(LISTED RECORDS)
^^^^^^^^
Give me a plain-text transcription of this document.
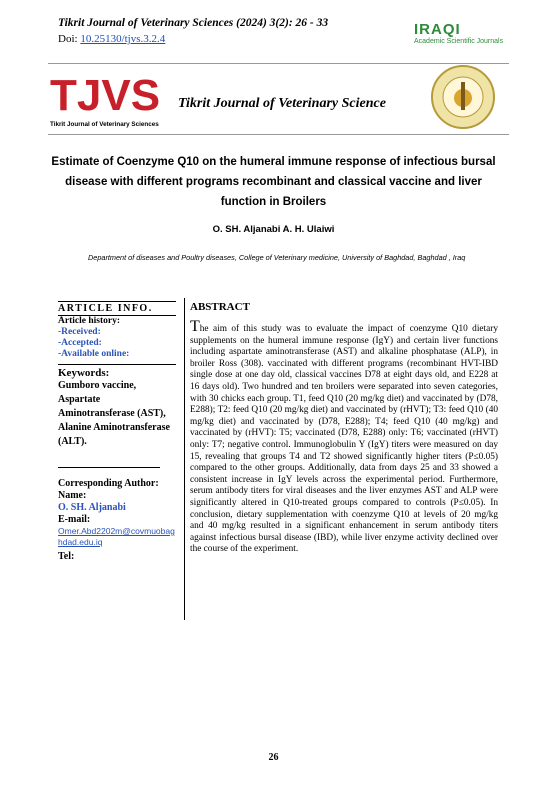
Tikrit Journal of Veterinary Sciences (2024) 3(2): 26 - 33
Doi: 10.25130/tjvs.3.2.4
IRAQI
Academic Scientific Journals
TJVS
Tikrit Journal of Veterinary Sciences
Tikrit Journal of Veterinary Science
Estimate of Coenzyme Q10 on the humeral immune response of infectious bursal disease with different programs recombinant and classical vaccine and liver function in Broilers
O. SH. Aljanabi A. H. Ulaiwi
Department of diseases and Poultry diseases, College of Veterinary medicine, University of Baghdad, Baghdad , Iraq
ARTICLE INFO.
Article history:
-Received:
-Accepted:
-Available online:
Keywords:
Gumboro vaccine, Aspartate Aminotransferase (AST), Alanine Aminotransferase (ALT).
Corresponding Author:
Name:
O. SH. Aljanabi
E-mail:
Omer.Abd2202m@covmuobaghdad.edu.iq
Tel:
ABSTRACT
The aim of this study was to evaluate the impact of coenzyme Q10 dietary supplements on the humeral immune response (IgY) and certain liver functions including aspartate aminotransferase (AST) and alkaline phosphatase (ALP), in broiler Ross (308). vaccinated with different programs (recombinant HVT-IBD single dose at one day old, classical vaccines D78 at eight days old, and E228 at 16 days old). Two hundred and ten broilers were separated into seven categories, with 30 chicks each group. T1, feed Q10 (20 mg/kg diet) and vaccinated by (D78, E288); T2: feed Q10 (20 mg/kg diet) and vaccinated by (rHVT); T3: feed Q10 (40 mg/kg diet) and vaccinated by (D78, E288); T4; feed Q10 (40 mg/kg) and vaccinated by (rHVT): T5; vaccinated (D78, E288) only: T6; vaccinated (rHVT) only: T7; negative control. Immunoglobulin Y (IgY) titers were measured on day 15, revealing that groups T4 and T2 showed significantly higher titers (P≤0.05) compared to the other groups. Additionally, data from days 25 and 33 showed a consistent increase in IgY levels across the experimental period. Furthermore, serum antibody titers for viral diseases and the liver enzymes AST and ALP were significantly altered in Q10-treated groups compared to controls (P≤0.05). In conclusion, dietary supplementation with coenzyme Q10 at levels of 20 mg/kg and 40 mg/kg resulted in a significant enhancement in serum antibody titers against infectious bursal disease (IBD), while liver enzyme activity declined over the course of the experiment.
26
^^^^^^^^
(WHAT IS NEEDED) Retype each line above exactly. Leave the images out.

(ANSWER TO THE EXERCISE)
Give me a plain-text transcription of this document.
Tikrit Journal of Veterinary Sciences (2024) 3(2): 26 - 33
Doi: 10.25130/tjvs.3.2.4
IRAQI
Academic Scientific Journals
TJVS
Tikrit Journal of Veterinary Sciences
Tikrit Journal of Veterinary Science
Estimate of Coenzyme Q10 on the humeral immune response of infectious bursal disease with different programs recombinant and classical vaccine and liver function in Broilers
O. SH. Aljanabi A. H. Ulaiwi
Department of diseases and Poultry diseases, College of Veterinary medicine, University of Baghdad, Baghdad , Iraq
ARTICLE INFO.
Article history:
-Received:
-Accepted:
-Available online:
Keywords:
Gumboro vaccine, Aspartate Aminotransferase (AST), Alanine Aminotransferase (ALT).
Corresponding Author:
Name:
O. SH. Aljanabi
E-mail:
Omer.Abd2202m@covmuobaghdad.edu.iq
Tel:
ABSTRACT
The aim of this study was to evaluate the impact of coenzyme Q10 dietary supplements on the humeral immune response (IgY) and certain liver functions including aspartate aminotransferase (AST) and alkaline phosphatase (ALP), in broiler Ross (308). vaccinated with different programs (recombinant HVT-IBD single dose at one day old, classical vaccines D78 at eight days old, and E228 at 16 days old). Two hundred and ten broilers were separated into seven categories, with 30 chicks each group. T1, feed Q10 (20 mg/kg diet) and vaccinated by (D78, E288); T2: feed Q10 (20 mg/kg diet) and vaccinated by (rHVT); T3: feed Q10 (40 mg/kg diet) and vaccinated by (D78, E288); T4; feed Q10 (40 mg/kg) and vaccinated by (rHVT): T5; vaccinated (D78, E288) only: T6; vaccinated (rHVT) only: T7; negative control. Immunoglobulin Y (IgY) titers were measured on day 15, revealing that groups T4 and T2 showed significantly higher titers (P≤0.05) compared to the other groups. Additionally, data from days 25 and 33 showed a consistent increase in IgY levels across the experimental period. Furthermore, serum antibody titers for viral diseases and the liver enzymes AST and ALP were significantly altered in Q10-treated groups compared to controls (P≤0.05). In conclusion, dietary supplementation with coenzyme Q10 at levels of 20 mg/kg and 40 mg/kg resulted in a significant enhancement in serum antibody titers against infectious bursal disease (IBD), while liver enzyme activity declined over the course of the experiment.
26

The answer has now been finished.